__Questions__.
[1] Answer these questions using the article on Stepan Kutorga:
(a) In what year did Kutorga take the chair of zoology at Saint Petersburg University?
(b) Who took over his university position after his death?
(c) What did his doctoral dissertation study?
[2] Return the part of the article on Stepan Kutorga that opens with the words containing "References edit" and closes with "mineralogical society. pp. 1–16.", copying it word for word.
[3] According to the article on Stepan Kutorga, what did Kutorga do to earn a Demidov Prize and a Konstantinovsky Medal? Answer in one to three sentences.

__Reading text__.
>>>
Stepan Semyonovich Kutorga (Russian: Степан Семёнович Куторга; 12 February 1805 – 25 April 1861) was a Russian naturalist, zoologist and mineralogist who worked as a professor at the Saint Petersburg Imperial University.

Kutorga was born in Mstislav, Mogilev Governorate, son of Semyon Martynovich Kutorga, and received his early education at home. He went to the Saint Petersburg Provincial Gymnasium and later to the Third Saint Petersburg Gymnasium [ru]. After graduating in 1827 he joined the Saint Petersburg University from where he was sent to Imperial Dorpat University [ru]. He studied medicine and received a doctor of medicine degree in 1832 with a dissertation "De organis vocis psittaci erytaci" ["the voice organs of the African grey parrot"]. In 1833 he obtained the chair of zoology at Saint Petersburg University, and from 1848 he also taught mineralogy. He published several works on anatomy and was a popularizer of natural history. In 1860 he was among the first Russians to favourably comment on Charles Darwin's ideas on evolution.[1] In 1852 he helped produce a geological map of Saint Petersburg for which he received a Demidov Prize and a Konstantinovsky Medal [ru]. After his death, he was succeeded in his position at the university by his student Karl Kessler.[2]

References edit

  1. ^ Rogers, James Allen (1960). "Charles Darwin and Russian Scientists". The Russian Review. 19 (4): 371–383. doi:10.2307/126477. ISSN 0036-0341.
  2. ^ Пузыревский, П. А. (1867). Профессора Степана Семеновича Куторгн (PDF) (in Russian). St. Petersburg mineralogical society. pp. 1–16.
<<<
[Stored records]
>>>
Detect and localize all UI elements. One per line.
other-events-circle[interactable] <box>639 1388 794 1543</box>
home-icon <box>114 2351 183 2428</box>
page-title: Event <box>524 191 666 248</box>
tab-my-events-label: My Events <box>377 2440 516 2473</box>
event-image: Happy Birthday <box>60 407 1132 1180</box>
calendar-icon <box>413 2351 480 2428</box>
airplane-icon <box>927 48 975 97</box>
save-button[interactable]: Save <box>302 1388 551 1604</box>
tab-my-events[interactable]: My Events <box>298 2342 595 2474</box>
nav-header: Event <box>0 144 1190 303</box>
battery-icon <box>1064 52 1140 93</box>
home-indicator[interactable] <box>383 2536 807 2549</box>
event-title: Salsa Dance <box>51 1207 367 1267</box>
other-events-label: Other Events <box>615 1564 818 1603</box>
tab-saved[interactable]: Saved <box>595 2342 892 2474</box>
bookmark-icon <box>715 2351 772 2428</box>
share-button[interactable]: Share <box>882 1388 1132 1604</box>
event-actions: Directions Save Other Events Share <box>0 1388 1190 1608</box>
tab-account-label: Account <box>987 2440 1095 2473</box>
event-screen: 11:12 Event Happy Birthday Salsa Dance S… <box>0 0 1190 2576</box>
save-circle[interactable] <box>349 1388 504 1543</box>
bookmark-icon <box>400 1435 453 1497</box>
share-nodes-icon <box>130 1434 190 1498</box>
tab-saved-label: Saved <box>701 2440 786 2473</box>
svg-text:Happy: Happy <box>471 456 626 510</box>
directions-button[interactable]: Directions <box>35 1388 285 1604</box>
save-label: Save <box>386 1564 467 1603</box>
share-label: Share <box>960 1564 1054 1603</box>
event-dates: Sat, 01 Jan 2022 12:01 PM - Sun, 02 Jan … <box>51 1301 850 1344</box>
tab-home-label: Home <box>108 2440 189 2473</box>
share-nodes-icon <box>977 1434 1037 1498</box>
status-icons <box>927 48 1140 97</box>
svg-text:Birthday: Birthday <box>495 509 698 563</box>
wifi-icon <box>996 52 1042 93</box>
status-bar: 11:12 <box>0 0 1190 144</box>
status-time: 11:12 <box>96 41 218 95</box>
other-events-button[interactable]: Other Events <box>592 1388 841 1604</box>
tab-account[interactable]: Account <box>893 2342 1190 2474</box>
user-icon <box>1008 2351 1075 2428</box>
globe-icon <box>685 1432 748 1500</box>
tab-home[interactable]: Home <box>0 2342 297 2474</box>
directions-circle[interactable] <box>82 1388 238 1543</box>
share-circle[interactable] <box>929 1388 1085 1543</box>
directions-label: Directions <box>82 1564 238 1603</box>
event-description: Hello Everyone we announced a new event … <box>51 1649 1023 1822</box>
<<<
__Solutions per task__.
[1]
(a) 1833
(b) His student Karl Kessler
(c) The voice organs of the African grey parrot

[2]
References edit

  1. ^ Rogers, James Allen (1960). "Charles Darwin and Russian Scientists". The Russian Review. 19 (4): 371–383. doi:10.2307/126477. ISSN 0036-0341.
  2. ^ Пузыревский, П. А. (1867). Профессора Степана Семеновича Куторгн (PDF) (in Russian). St. Petersburg mineralogical society. pp. 1–16.

[3] He received them for helping produce a geological map of Saint Petersburg in 1852.